> _Problems to work on_:
• a. In the passage below on setting up QM/MM free energy runs, how many lines should the groupfile contain, and which state does each line stand for?
• b. Based on the passage below on setting up QM/MM free energy runs, mark each statement yes or no, and quote the words that decide it. (i) The QM/MM mdin file sets ifqnt=1 instead of ifqnt=0. (ii) The MM and QM/MM states read different input coordinates. (iii) One groupfile covers every value of clambda.

The groupfile should contain 2 lines. The first line is the MM (λ=0) state. The second is the QM/MM (λ=1) state. A separate groupfile is used for each value of clambda. It is often sufficient to use 5 lambda values: 0.00, 0.20, 0.40, 0.60, 0.80, 1.00. Notice that both states read the exact same input coordinates.

-O -p mm.parm7   -c init.rst7 -i mm_0.00.mdin -o mm_0.00.mdout -r mm_0.00.rst7 -x mm_0.00.nc -inf mm_0.00.mdinfo
-O -p qmmm.parm7 -c init.rst7 -i qm_0.00.mdin -o qm_0.00.mdout -r qm_0.00.rst7 -x qm_0.00.nc -inf qm_0.00.mdinfo

The mdin file should activate the free energy infrastructure (ifce=1). There are 2 mdin files for each value of clambda (the MM and QM/MM states). An example MM template mdin file is shown below. The QM/MM mdin file should be the same thing as the MM mdin file; however, one sets ifqnt=1 rather than ifqnt=0. Furthermore, the MM and QM/MM simulations both don’t need to wite a trajectory file because they both encounter the same sets of coordinates, so one should ntwx=0 in the QM/MM mdin file while setting ntwx to the desired print frequency in the MM mdin file.

Equilibrium TI analysis
&cntrl
! IO =======================================
      irest = 1       ! 0 = start, 1 = restart
        ntx = 5       ! 1 = start, 5 = restart
       ntxo = 1       ! read/write rst as formatted file
      iwrap = 1       ! wrap crds to unit cell
     ioutfm = 1       ! write mdcrd as netcdf
       ntpr = 50      ! mdout print freq
       ntwx = 0       ! mdcrd print freq
       ntwr = 500     ! rst print freq
       ntwv = 0
! DYNAMICS =================================
! - - ATTN: a 2 fs timestep only works if the parm7 was modified with hydrogen mass repartitioning - -
       imin = 0       ! Run dynamics
         dt = 0.001   ! ps/step
     nstlim = 10000   ! number of time steps (per simulation)

> _Given data_:
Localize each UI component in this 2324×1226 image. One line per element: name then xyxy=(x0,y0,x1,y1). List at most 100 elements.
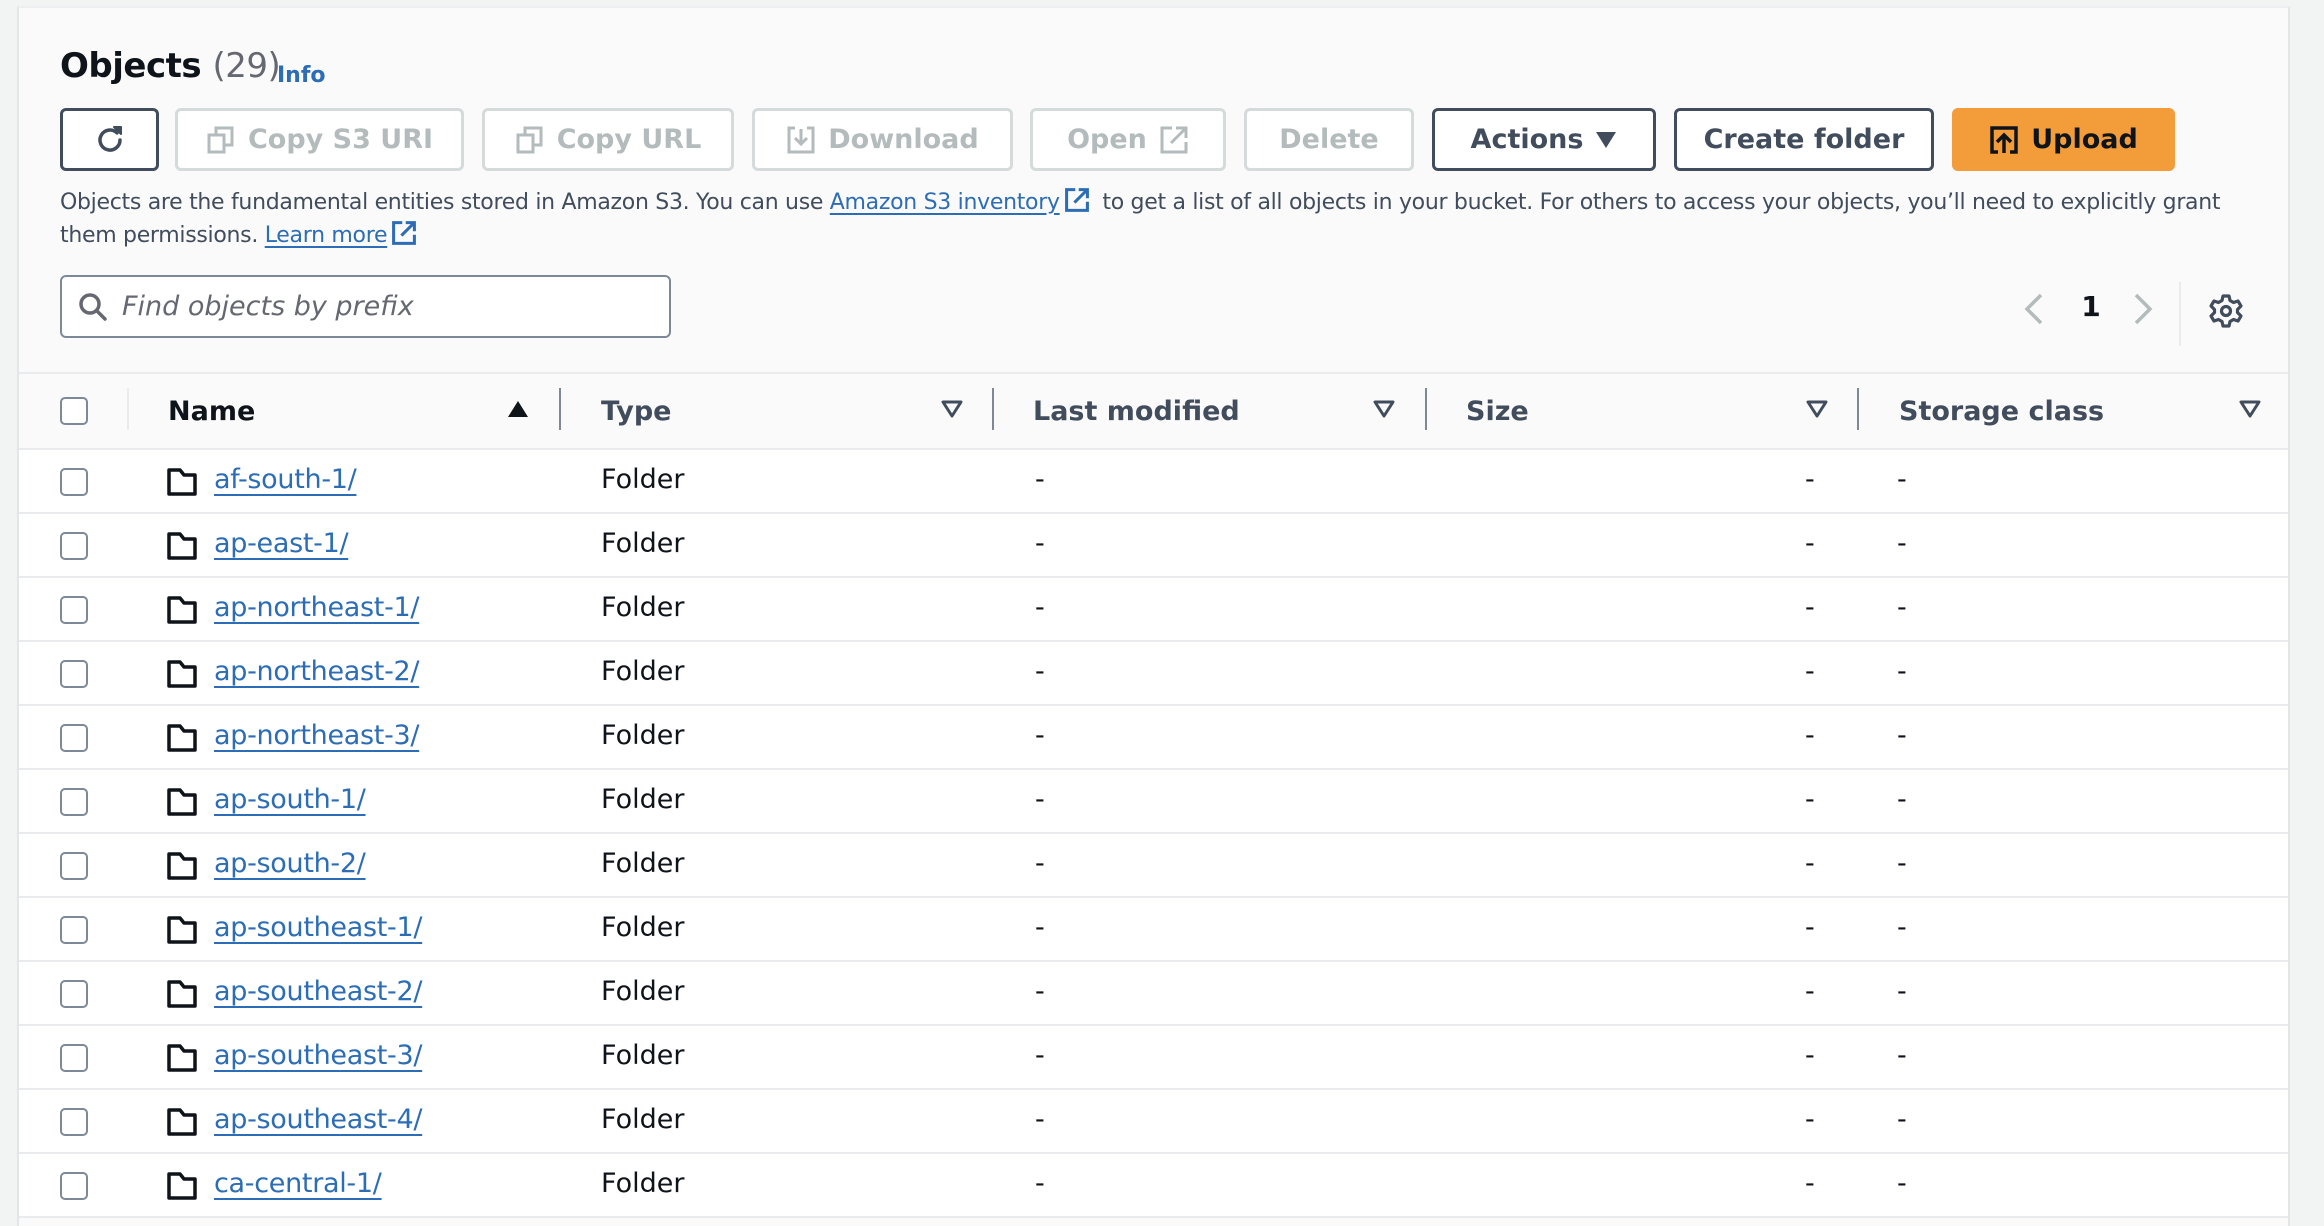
folder-icon xyxy=(167,1172,197,1200)
upload-icon xyxy=(1990,125,2018,154)
table-row: ap-southeast-3/ Folder - - - xyxy=(19,1026,2288,1090)
object-size: - xyxy=(1805,848,1815,879)
column-header-last-modified[interactable]: Last modified xyxy=(1033,396,1240,427)
object-size: - xyxy=(1805,592,1815,623)
object-last-modified: - xyxy=(1035,464,1045,495)
sort-icon[interactable] xyxy=(1806,400,1828,418)
column-header-type[interactable]: Type xyxy=(601,396,671,427)
object-storage-class: - xyxy=(1897,1168,1907,1199)
object-type: Folder xyxy=(601,656,685,687)
object-size: - xyxy=(1805,1104,1815,1135)
s3-inventory-link[interactable]: Amazon S3 inventory xyxy=(830,190,1060,215)
row-checkbox[interactable] xyxy=(60,1108,88,1136)
object-type: Folder xyxy=(601,784,685,815)
object-type: Folder xyxy=(601,912,685,943)
object-size: - xyxy=(1805,784,1815,815)
object-last-modified: - xyxy=(1035,592,1045,623)
table-header: Name Type Last modified Size Storage cla… xyxy=(19,372,2288,450)
object-name-link[interactable]: ap-southeast-1/ xyxy=(214,912,422,943)
row-checkbox[interactable] xyxy=(60,788,88,816)
refresh-button[interactable] xyxy=(60,108,159,171)
row-checkbox[interactable] xyxy=(60,660,88,688)
row-checkbox[interactable] xyxy=(60,852,88,880)
table-row: ca-central-1/ Folder - - - xyxy=(19,1154,2288,1218)
previous-page-icon[interactable] xyxy=(2023,292,2045,326)
object-name-link[interactable]: ca-central-1/ xyxy=(214,1168,382,1199)
next-page-icon[interactable] xyxy=(2132,292,2154,326)
object-storage-class: - xyxy=(1897,784,1907,815)
copy-url-label: Copy URL xyxy=(556,124,702,155)
row-checkbox[interactable] xyxy=(60,980,88,1008)
open-button[interactable]: Open xyxy=(1030,108,1226,171)
object-storage-class: - xyxy=(1897,1104,1907,1135)
sort-ascending-icon[interactable] xyxy=(507,400,529,418)
sort-icon[interactable] xyxy=(2239,400,2261,418)
external-link-icon xyxy=(1160,126,1188,153)
object-name-link[interactable]: ap-southeast-4/ xyxy=(214,1104,422,1135)
folder-icon xyxy=(167,1044,197,1072)
column-resizer[interactable] xyxy=(1425,388,1427,430)
table-row: ap-northeast-3/ Folder - - - xyxy=(19,706,2288,770)
upload-label: Upload xyxy=(2031,124,2138,155)
object-name-link[interactable]: ap-southeast-3/ xyxy=(214,1040,422,1071)
object-name-link[interactable]: af-south-1/ xyxy=(214,464,357,495)
object-type: Folder xyxy=(601,976,685,1007)
object-type: Folder xyxy=(601,1040,685,1071)
download-button[interactable]: Download xyxy=(752,108,1013,171)
object-size: - xyxy=(1805,656,1815,687)
row-checkbox[interactable] xyxy=(60,916,88,944)
object-name-link[interactable]: ap-northeast-2/ xyxy=(214,656,419,687)
search-input[interactable] xyxy=(122,291,642,322)
info-link[interactable]: Info xyxy=(277,63,326,88)
search-icon xyxy=(79,292,107,321)
external-link-icon xyxy=(392,221,417,245)
title-text: Objects xyxy=(60,46,202,86)
actions-dropdown-button[interactable]: Actions xyxy=(1432,108,1656,171)
learn-more-link[interactable]: Learn more xyxy=(265,223,388,248)
table-row: ap-east-1/ Folder - - - xyxy=(19,514,2288,578)
column-resizer[interactable] xyxy=(1857,388,1859,430)
delete-button[interactable]: Delete xyxy=(1244,108,1414,171)
object-name-link[interactable]: ap-northeast-3/ xyxy=(214,720,419,751)
object-name-link[interactable]: ap-east-1/ xyxy=(214,528,349,559)
folder-icon xyxy=(167,980,197,1008)
row-checkbox[interactable] xyxy=(60,532,88,560)
copy-s3-uri-label: Copy S3 URI xyxy=(247,124,434,155)
column-header-size[interactable]: Size xyxy=(1466,396,1529,427)
folder-icon xyxy=(167,916,197,944)
object-name-link[interactable]: ap-northeast-1/ xyxy=(214,592,419,623)
object-last-modified: - xyxy=(1035,976,1045,1007)
row-checkbox[interactable] xyxy=(60,724,88,752)
object-name-link[interactable]: ap-southeast-2/ xyxy=(214,976,422,1007)
row-checkbox[interactable] xyxy=(60,1044,88,1072)
copy-s3-uri-button[interactable]: Copy S3 URI xyxy=(175,108,464,171)
folder-icon xyxy=(167,468,197,496)
column-header-name[interactable]: Name xyxy=(168,396,255,427)
sort-icon[interactable] xyxy=(941,400,963,418)
column-resizer[interactable] xyxy=(559,388,561,430)
object-size: - xyxy=(1805,1168,1815,1199)
select-all-checkbox[interactable] xyxy=(60,397,88,425)
settings-gear-icon[interactable] xyxy=(2208,293,2244,329)
object-last-modified: - xyxy=(1035,720,1045,751)
pagination-divider xyxy=(2179,282,2181,346)
search-field[interactable] xyxy=(60,275,671,338)
object-type: Folder xyxy=(601,1168,685,1199)
object-storage-class: - xyxy=(1897,912,1907,943)
table-row: af-south-1/ Folder - - - xyxy=(19,450,2288,514)
sort-icon[interactable] xyxy=(1373,400,1395,418)
copy-url-button[interactable]: Copy URL xyxy=(482,108,734,171)
current-page[interactable]: 1 xyxy=(2080,290,2102,323)
object-type: Folder xyxy=(601,528,685,559)
row-checkbox[interactable] xyxy=(60,1172,88,1200)
column-header-storage-class[interactable]: Storage class xyxy=(1899,396,2104,427)
create-folder-button[interactable]: Create folder xyxy=(1674,108,1934,171)
object-name-link[interactable]: ap-south-1/ xyxy=(214,784,366,815)
upload-button[interactable]: Upload xyxy=(1952,108,2175,171)
column-resizer[interactable] xyxy=(992,388,994,430)
row-checkbox[interactable] xyxy=(60,468,88,496)
object-name-link[interactable]: ap-south-2/ xyxy=(214,848,366,879)
folder-icon xyxy=(167,724,197,752)
object-storage-class: - xyxy=(1897,976,1907,1007)
row-checkbox[interactable] xyxy=(60,596,88,624)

> _The solutions_:
• a. Two lines: the first is the MM (λ=0) state and the second is the QM/MM (λ=1) state.

• b.
(i) Yes: "one sets ifqnt=1 rather than ifqnt=0"
(ii) No: "Notice that both states read the exact same input coordinates."
(iii) No: "A separate groupfile is used for each value of clambda."